» **Items**
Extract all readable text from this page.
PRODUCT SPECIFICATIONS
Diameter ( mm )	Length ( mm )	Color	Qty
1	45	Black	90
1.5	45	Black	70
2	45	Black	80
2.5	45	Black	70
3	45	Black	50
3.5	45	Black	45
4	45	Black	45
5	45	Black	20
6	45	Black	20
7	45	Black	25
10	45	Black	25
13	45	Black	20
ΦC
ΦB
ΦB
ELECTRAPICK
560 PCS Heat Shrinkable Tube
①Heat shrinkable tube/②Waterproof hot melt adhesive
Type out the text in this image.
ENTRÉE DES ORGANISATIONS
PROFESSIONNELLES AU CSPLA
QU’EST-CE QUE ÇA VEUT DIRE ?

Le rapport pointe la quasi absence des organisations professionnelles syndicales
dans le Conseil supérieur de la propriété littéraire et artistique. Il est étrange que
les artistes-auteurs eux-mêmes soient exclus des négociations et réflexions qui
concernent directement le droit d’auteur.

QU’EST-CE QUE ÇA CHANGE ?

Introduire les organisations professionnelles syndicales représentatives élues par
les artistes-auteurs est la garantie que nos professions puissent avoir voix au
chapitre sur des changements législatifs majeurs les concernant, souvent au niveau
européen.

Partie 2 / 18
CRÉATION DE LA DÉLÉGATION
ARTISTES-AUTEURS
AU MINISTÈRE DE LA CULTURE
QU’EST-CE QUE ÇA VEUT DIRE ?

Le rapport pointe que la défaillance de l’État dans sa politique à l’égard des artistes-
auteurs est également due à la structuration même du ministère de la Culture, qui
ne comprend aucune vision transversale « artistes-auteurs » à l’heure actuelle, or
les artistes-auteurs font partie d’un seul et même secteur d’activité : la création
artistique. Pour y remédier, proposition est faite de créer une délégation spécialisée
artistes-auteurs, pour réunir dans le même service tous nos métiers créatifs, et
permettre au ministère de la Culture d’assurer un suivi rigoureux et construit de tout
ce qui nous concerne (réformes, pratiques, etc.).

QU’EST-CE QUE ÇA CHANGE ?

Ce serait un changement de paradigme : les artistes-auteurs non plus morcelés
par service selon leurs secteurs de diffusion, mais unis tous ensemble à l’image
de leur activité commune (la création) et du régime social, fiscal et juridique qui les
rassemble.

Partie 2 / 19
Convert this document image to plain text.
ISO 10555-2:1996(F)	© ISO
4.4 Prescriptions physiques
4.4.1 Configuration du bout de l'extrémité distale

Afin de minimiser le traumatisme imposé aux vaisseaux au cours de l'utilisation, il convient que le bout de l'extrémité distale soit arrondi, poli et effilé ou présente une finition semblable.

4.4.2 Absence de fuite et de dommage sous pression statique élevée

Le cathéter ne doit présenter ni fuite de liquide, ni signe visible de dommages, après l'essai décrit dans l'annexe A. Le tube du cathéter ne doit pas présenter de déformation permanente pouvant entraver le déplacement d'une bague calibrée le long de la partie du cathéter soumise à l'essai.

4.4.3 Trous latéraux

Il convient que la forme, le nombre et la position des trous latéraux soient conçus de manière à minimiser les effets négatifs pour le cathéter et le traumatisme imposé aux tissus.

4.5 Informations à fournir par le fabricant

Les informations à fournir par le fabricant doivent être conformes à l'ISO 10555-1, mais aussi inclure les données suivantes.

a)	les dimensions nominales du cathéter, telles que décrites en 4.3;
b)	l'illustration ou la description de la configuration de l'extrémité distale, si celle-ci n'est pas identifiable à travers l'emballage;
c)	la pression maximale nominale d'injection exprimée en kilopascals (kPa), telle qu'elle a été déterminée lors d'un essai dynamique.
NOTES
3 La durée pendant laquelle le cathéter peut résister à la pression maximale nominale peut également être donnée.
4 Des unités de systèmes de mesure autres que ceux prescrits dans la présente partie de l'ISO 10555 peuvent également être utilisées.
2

» **What you have to do**
Return all lines containing "pointe".

» **Full output**
Le rapport pointe la quasi absence des organisations professionnelles syndicales
Le rapport pointe que la défaillance de l’État dans sa politique à l’égard des artistes-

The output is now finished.